(Lines of data)
"""

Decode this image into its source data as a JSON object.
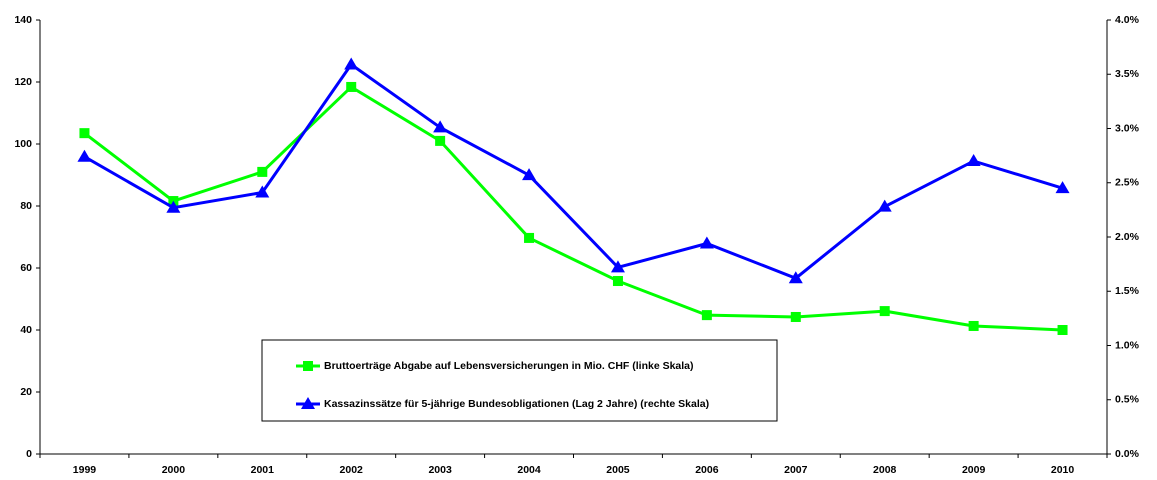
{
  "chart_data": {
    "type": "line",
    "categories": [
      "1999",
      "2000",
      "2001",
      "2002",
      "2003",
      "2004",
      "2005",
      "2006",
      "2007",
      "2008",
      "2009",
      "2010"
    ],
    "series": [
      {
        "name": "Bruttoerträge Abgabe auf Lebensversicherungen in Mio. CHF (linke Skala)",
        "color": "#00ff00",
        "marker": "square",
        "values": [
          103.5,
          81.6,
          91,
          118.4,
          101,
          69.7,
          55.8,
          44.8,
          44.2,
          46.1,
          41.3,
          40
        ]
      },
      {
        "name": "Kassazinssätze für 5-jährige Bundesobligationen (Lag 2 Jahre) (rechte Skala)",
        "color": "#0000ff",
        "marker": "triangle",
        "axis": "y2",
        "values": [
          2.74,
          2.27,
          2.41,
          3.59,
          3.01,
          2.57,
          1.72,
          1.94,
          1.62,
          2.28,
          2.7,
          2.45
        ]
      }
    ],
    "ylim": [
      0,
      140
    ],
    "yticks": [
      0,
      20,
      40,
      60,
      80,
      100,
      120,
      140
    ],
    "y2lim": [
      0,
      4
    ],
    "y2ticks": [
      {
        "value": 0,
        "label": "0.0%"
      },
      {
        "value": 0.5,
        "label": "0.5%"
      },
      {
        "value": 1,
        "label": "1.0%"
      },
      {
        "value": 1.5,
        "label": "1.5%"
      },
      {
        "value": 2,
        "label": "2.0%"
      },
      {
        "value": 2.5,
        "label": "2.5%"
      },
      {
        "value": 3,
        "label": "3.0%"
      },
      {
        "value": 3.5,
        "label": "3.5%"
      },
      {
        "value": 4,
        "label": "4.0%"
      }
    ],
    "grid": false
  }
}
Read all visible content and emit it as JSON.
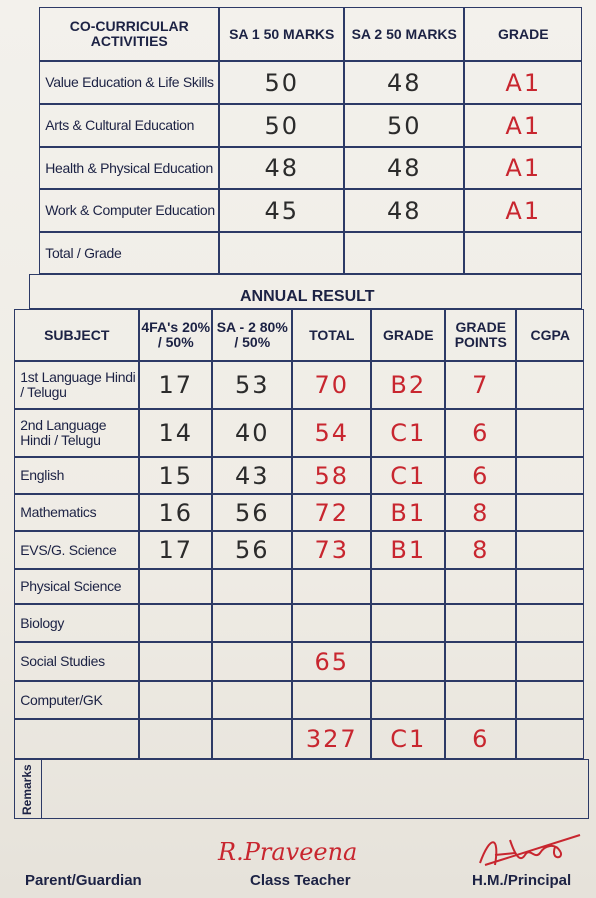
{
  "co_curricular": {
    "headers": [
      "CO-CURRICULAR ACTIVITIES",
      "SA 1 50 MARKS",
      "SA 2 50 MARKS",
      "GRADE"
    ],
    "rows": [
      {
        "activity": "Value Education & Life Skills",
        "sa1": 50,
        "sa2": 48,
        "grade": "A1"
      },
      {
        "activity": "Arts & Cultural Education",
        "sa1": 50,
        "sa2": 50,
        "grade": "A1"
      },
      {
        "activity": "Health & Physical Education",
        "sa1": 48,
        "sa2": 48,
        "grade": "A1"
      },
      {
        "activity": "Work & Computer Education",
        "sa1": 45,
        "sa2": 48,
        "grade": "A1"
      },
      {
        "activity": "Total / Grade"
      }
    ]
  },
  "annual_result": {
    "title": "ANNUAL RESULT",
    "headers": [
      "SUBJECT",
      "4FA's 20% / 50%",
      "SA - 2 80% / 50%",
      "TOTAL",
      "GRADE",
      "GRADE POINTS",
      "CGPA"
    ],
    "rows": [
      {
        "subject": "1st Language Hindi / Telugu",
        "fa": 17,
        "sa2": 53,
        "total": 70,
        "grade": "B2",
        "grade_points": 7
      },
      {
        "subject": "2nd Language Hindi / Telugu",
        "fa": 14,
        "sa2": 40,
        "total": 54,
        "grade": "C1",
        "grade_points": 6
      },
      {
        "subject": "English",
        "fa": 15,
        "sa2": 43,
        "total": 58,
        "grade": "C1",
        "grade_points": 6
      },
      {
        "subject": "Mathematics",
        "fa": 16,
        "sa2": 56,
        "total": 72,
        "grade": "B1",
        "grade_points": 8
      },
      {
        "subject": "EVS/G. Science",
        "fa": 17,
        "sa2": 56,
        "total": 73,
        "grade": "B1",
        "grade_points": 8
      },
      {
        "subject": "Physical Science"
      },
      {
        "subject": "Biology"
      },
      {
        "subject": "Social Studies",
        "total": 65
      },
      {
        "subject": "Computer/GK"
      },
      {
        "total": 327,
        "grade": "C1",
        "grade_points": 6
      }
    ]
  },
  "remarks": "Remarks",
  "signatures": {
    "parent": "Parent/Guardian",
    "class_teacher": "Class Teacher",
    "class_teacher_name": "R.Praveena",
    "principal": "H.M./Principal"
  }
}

"""

**GIVEN EXERCISE:** The data above needs to be retyped exactly, with the images left out.

**SOLUTION TO THIS EXERCISE:**
Decode this image into its source data as a JSON object.
{
  "chart_data": {
    "type": "line",
    "categories": [
      "1999",
      "2000",
      "2001",
      "2002",
      "2003",
      "2004",
      "2005",
      "2006",
      "2007",
      "2008",
      "2009",
      "2010"
    ],
    "series": [
      {
        "name": "Bruttoerträge Abgabe auf Lebensversicherungen in Mio. CHF (linke Skala)",
        "color": "#00ff00",
        "marker": "square",
        "values": [
          103.5,
          81.6,
          91,
          118.4,
          101,
          69.7,
          55.8,
          44.8,
          44.2,
          46.1,
          41.3,
          40
        ]
      },
      {
        "name": "Kassazinssätze für 5-jährige Bundesobligationen (Lag 2 Jahre) (rechte Skala)",
        "color": "#0000ff",
        "marker": "triangle",
        "axis": "y2",
        "values": [
          2.74,
          2.27,
          2.41,
          3.59,
          3.01,
          2.57,
          1.72,
          1.94,
          1.62,
          2.28,
          2.7,
          2.45
        ]
      }
    ],
    "ylim": [
      0,
      140
    ],
    "yticks": [
      0,
      20,
      40,
      60,
      80,
      100,
      120,
      140
    ],
    "y2lim": [
      0,
      4
    ],
    "y2ticks": [
      {
        "value": 0,
        "label": "0.0%"
      },
      {
        "value": 0.5,
        "label": "0.5%"
      },
      {
        "value": 1,
        "label": "1.0%"
      },
      {
        "value": 1.5,
        "label": "1.5%"
      },
      {
        "value": 2,
        "label": "2.0%"
      },
      {
        "value": 2.5,
        "label": "2.5%"
      },
      {
        "value": 3,
        "label": "3.0%"
      },
      {
        "value": 3.5,
        "label": "3.5%"
      },
      {
        "value": 4,
        "label": "4.0%"
      }
    ],
    "grid": false
  }
}
Read all visible content and emit it as JSON.
{
  "co_curricular": {
    "headers": [
      "CO-CURRICULAR ACTIVITIES",
      "SA 1 50 MARKS",
      "SA 2 50 MARKS",
      "GRADE"
    ],
    "rows": [
      {
        "activity": "Value Education & Life Skills",
        "sa1": 50,
        "sa2": 48,
        "grade": "A1"
      },
      {
        "activity": "Arts & Cultural Education",
        "sa1": 50,
        "sa2": 50,
        "grade": "A1"
      },
      {
        "activity": "Health & Physical Education",
        "sa1": 48,
        "sa2": 48,
        "grade": "A1"
      },
      {
        "activity": "Work & Computer Education",
        "sa1": 45,
        "sa2": 48,
        "grade": "A1"
      },
      {
        "activity": "Total / Grade"
      }
    ]
  },
  "annual_result": {
    "title": "ANNUAL RESULT",
    "headers": [
      "SUBJECT",
      "4FA's 20% / 50%",
      "SA - 2 80% / 50%",
      "TOTAL",
      "GRADE",
      "GRADE POINTS",
      "CGPA"
    ],
    "rows": [
      {
        "subject": "1st Language Hindi / Telugu",
        "fa": 17,
        "sa2": 53,
        "total": 70,
        "grade": "B2",
        "grade_points": 7
      },
      {
        "subject": "2nd Language Hindi / Telugu",
        "fa": 14,
        "sa2": 40,
        "total": 54,
        "grade": "C1",
        "grade_points": 6
      },
      {
        "subject": "English",
        "fa": 15,
        "sa2": 43,
        "total": 58,
        "grade": "C1",
        "grade_points": 6
      },
      {
        "subject": "Mathematics",
        "fa": 16,
        "sa2": 56,
        "total": 72,
        "grade": "B1",
        "grade_points": 8
      },
      {
        "subject": "EVS/G. Science",
        "fa": 17,
        "sa2": 56,
        "total": 73,
        "grade": "B1",
        "grade_points": 8
      },
      {
        "subject": "Physical Science"
      },
      {
        "subject": "Biology"
      },
      {
        "subject": "Social Studies",
        "total": 65
      },
      {
        "subject": "Computer/GK"
      },
      {
        "total": 327,
        "grade": "C1",
        "grade_points": 6
      }
    ]
  },
  "remarks": "Remarks",
  "signatures": {
    "parent": "Parent/Guardian",
    "class_teacher": "Class Teacher",
    "class_teacher_name": "R.Praveena",
    "principal": "H.M./Principal"
  }
}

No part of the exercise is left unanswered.